*WORK TO COMPLETE*: All entries below are to be set down again, identical to the source.

[Extracted data entries]
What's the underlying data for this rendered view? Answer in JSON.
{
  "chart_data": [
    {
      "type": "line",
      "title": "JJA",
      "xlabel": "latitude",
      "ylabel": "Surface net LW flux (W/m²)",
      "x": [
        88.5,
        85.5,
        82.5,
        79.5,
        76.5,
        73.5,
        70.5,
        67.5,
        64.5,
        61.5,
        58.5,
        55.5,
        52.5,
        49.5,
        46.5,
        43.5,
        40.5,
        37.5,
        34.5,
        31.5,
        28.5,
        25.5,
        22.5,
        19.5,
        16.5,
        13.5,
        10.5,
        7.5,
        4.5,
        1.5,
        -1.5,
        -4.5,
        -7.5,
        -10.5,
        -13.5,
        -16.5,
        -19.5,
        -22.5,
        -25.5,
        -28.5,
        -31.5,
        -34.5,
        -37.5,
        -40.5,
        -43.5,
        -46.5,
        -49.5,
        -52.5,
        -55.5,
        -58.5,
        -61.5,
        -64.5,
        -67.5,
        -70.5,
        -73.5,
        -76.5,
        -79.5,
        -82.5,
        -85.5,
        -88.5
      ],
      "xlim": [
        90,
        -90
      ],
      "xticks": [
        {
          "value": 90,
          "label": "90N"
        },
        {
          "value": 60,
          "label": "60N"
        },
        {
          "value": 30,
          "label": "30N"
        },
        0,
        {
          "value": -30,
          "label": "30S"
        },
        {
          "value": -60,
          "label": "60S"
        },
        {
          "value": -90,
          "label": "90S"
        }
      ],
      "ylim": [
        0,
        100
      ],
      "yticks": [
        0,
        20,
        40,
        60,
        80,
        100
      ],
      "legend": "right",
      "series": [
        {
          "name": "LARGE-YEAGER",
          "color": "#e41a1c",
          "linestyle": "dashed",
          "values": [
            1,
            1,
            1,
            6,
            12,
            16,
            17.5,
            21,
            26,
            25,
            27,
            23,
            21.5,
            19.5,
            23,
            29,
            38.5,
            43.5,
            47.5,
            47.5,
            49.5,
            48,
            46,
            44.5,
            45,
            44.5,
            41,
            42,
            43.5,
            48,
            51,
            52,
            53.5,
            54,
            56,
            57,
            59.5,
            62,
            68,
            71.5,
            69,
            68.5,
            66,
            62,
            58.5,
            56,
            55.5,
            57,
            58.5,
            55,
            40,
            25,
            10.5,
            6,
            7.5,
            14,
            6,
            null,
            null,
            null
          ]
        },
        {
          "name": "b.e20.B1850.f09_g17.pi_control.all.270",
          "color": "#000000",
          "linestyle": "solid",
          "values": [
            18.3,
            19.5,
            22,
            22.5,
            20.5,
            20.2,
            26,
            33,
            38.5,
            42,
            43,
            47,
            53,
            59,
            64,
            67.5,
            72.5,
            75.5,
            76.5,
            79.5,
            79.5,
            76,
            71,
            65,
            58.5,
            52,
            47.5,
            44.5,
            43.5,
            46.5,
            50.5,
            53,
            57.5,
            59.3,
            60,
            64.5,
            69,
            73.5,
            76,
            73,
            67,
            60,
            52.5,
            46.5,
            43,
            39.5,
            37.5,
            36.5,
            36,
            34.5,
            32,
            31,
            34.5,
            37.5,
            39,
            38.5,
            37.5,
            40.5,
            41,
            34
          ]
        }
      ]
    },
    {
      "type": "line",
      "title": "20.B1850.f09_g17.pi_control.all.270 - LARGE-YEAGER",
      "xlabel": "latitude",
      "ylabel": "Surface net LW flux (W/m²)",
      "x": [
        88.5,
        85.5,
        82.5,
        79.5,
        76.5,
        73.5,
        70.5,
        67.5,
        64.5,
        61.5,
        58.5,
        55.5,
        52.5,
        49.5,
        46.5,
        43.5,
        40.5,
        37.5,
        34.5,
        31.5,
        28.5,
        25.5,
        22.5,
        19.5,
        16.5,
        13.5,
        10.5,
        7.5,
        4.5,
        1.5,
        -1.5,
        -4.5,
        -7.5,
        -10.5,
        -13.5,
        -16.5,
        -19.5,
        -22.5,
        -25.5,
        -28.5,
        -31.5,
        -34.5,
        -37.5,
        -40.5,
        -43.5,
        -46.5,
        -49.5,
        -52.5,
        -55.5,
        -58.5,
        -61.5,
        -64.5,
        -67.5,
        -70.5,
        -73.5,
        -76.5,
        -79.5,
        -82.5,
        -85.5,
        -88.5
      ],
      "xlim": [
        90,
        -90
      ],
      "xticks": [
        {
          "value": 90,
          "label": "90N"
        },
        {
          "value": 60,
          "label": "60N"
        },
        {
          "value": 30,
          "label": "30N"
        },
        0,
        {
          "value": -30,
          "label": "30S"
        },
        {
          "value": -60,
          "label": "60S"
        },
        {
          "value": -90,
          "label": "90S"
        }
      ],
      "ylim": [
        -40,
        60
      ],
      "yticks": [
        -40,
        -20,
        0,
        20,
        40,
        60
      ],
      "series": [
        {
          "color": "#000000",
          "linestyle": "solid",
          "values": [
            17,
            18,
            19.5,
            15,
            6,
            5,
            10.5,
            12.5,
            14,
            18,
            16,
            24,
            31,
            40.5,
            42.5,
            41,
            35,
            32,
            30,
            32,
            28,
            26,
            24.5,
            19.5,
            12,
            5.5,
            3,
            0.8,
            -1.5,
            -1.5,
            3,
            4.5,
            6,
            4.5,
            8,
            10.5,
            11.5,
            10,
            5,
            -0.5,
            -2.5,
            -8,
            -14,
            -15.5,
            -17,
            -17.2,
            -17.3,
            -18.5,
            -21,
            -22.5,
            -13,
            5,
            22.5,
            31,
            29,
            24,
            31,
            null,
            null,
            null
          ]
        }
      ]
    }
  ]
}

*WRITTEN SOLUTION*:
What's the underlying data for this rendered view? Answer in JSON.
{
  "chart_data": [
    {
      "type": "line",
      "title": "JJA",
      "xlabel": "latitude",
      "ylabel": "Surface net LW flux (W/m²)",
      "x": [
        88.5,
        85.5,
        82.5,
        79.5,
        76.5,
        73.5,
        70.5,
        67.5,
        64.5,
        61.5,
        58.5,
        55.5,
        52.5,
        49.5,
        46.5,
        43.5,
        40.5,
        37.5,
        34.5,
        31.5,
        28.5,
        25.5,
        22.5,
        19.5,
        16.5,
        13.5,
        10.5,
        7.5,
        4.5,
        1.5,
        -1.5,
        -4.5,
        -7.5,
        -10.5,
        -13.5,
        -16.5,
        -19.5,
        -22.5,
        -25.5,
        -28.5,
        -31.5,
        -34.5,
        -37.5,
        -40.5,
        -43.5,
        -46.5,
        -49.5,
        -52.5,
        -55.5,
        -58.5,
        -61.5,
        -64.5,
        -67.5,
        -70.5,
        -73.5,
        -76.5,
        -79.5,
        -82.5,
        -85.5,
        -88.5
      ],
      "xlim": [
        90,
        -90
      ],
      "xticks": [
        {
          "value": 90,
          "label": "90N"
        },
        {
          "value": 60,
          "label": "60N"
        },
        {
          "value": 30,
          "label": "30N"
        },
        0,
        {
          "value": -30,
          "label": "30S"
        },
        {
          "value": -60,
          "label": "60S"
        },
        {
          "value": -90,
          "label": "90S"
        }
      ],
      "ylim": [
        0,
        100
      ],
      "yticks": [
        0,
        20,
        40,
        60,
        80,
        100
      ],
      "legend": "right",
      "series": [
        {
          "name": "LARGE-YEAGER",
          "color": "#e41a1c",
          "linestyle": "dashed",
          "values": [
            1,
            1,
            1,
            6,
            12,
            16,
            17.5,
            21,
            26,
            25,
            27,
            23,
            21.5,
            19.5,
            23,
            29,
            38.5,
            43.5,
            47.5,
            47.5,
            49.5,
            48,
            46,
            44.5,
            45,
            44.5,
            41,
            42,
            43.5,
            48,
            51,
            52,
            53.5,
            54,
            56,
            57,
            59.5,
            62,
            68,
            71.5,
            69,
            68.5,
            66,
            62,
            58.5,
            56,
            55.5,
            57,
            58.5,
            55,
            40,
            25,
            10.5,
            6,
            7.5,
            14,
            6,
            null,
            null,
            null
          ]
        },
        {
          "name": "b.e20.B1850.f09_g17.pi_control.all.270",
          "color": "#000000",
          "linestyle": "solid",
          "values": [
            18.3,
            19.5,
            22,
            22.5,
            20.5,
            20.2,
            26,
            33,
            38.5,
            42,
            43,
            47,
            53,
            59,
            64,
            67.5,
            72.5,
            75.5,
            76.5,
            79.5,
            79.5,
            76,
            71,
            65,
            58.5,
            52,
            47.5,
            44.5,
            43.5,
            46.5,
            50.5,
            53,
            57.5,
            59.3,
            60,
            64.5,
            69,
            73.5,
            76,
            73,
            67,
            60,
            52.5,
            46.5,
            43,
            39.5,
            37.5,
            36.5,
            36,
            34.5,
            32,
            31,
            34.5,
            37.5,
            39,
            38.5,
            37.5,
            40.5,
            41,
            34
          ]
        }
      ]
    },
    {
      "type": "line",
      "title": "20.B1850.f09_g17.pi_control.all.270 - LARGE-YEAGER",
      "xlabel": "latitude",
      "ylabel": "Surface net LW flux (W/m²)",
      "x": [
        88.5,
        85.5,
        82.5,
        79.5,
        76.5,
        73.5,
        70.5,
        67.5,
        64.5,
        61.5,
        58.5,
        55.5,
        52.5,
        49.5,
        46.5,
        43.5,
        40.5,
        37.5,
        34.5,
        31.5,
        28.5,
        25.5,
        22.5,
        19.5,
        16.5,
        13.5,
        10.5,
        7.5,
        4.5,
        1.5,
        -1.5,
        -4.5,
        -7.5,
        -10.5,
        -13.5,
        -16.5,
        -19.5,
        -22.5,
        -25.5,
        -28.5,
        -31.5,
        -34.5,
        -37.5,
        -40.5,
        -43.5,
        -46.5,
        -49.5,
        -52.5,
        -55.5,
        -58.5,
        -61.5,
        -64.5,
        -67.5,
        -70.5,
        -73.5,
        -76.5,
        -79.5,
        -82.5,
        -85.5,
        -88.5
      ],
      "xlim": [
        90,
        -90
      ],
      "xticks": [
        {
          "value": 90,
          "label": "90N"
        },
        {
          "value": 60,
          "label": "60N"
        },
        {
          "value": 30,
          "label": "30N"
        },
        0,
        {
          "value": -30,
          "label": "30S"
        },
        {
          "value": -60,
          "label": "60S"
        },
        {
          "value": -90,
          "label": "90S"
        }
      ],
      "ylim": [
        -40,
        60
      ],
      "yticks": [
        -40,
        -20,
        0,
        20,
        40,
        60
      ],
      "series": [
        {
          "color": "#000000",
          "linestyle": "solid",
          "values": [
            17,
            18,
            19.5,
            15,
            6,
            5,
            10.5,
            12.5,
            14,
            18,
            16,
            24,
            31,
            40.5,
            42.5,
            41,
            35,
            32,
            30,
            32,
            28,
            26,
            24.5,
            19.5,
            12,
            5.5,
            3,
            0.8,
            -1.5,
            -1.5,
            3,
            4.5,
            6,
            4.5,
            8,
            10.5,
            11.5,
            10,
            5,
            -0.5,
            -2.5,
            -8,
            -14,
            -15.5,
            -17,
            -17.2,
            -17.3,
            -18.5,
            -21,
            -22.5,
            -13,
            5,
            22.5,
            31,
            29,
            24,
            31,
            null,
            null,
            null
          ]
        }
      ]
    }
  ]
}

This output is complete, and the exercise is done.